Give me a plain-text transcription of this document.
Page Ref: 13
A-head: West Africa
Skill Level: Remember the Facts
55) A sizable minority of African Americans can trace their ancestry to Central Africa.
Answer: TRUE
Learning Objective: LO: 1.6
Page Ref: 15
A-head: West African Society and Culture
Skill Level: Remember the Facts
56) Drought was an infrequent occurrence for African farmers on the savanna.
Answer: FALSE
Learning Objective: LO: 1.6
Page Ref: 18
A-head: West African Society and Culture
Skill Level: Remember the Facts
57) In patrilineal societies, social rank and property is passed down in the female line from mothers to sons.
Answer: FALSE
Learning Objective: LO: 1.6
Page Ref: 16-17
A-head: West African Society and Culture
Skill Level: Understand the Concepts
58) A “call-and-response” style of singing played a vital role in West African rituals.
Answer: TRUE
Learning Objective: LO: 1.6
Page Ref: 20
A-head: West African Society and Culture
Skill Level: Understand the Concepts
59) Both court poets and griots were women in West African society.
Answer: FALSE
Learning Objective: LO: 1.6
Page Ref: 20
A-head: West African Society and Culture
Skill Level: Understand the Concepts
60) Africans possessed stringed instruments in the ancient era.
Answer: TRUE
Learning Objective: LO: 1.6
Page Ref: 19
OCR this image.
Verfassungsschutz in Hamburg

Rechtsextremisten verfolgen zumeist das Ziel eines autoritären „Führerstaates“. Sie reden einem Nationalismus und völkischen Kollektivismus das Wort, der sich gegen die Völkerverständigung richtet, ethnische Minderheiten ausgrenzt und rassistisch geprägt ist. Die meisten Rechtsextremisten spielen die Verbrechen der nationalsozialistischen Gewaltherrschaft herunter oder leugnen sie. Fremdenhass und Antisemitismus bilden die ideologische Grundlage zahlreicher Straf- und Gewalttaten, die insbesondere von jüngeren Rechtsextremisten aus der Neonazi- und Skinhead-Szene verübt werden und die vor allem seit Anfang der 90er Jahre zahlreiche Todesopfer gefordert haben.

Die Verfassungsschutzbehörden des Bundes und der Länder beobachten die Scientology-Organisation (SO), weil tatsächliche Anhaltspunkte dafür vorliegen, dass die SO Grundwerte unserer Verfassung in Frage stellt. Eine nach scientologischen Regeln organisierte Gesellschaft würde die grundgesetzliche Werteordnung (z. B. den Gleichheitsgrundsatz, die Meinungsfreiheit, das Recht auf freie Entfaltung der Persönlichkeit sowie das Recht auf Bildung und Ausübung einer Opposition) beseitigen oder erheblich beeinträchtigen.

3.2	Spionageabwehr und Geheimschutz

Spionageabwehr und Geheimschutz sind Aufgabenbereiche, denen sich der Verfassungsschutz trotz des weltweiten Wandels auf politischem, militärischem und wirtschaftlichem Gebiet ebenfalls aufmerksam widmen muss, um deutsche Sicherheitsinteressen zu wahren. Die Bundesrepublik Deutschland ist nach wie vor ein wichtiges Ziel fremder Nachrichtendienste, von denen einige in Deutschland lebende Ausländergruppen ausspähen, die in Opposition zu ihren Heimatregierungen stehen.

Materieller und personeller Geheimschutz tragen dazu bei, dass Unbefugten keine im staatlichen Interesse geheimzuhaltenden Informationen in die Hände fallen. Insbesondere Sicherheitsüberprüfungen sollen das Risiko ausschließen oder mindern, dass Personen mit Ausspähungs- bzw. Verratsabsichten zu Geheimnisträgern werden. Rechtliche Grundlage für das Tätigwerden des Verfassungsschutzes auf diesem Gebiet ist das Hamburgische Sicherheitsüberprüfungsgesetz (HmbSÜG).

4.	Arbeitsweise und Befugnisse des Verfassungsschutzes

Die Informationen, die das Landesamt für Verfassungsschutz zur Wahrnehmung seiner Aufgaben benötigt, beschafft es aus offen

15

▶ What this task involves
Report only the number of lines that hold the string "Verfassungsschutzes" in this listing.

▶ Solution to the exercise
2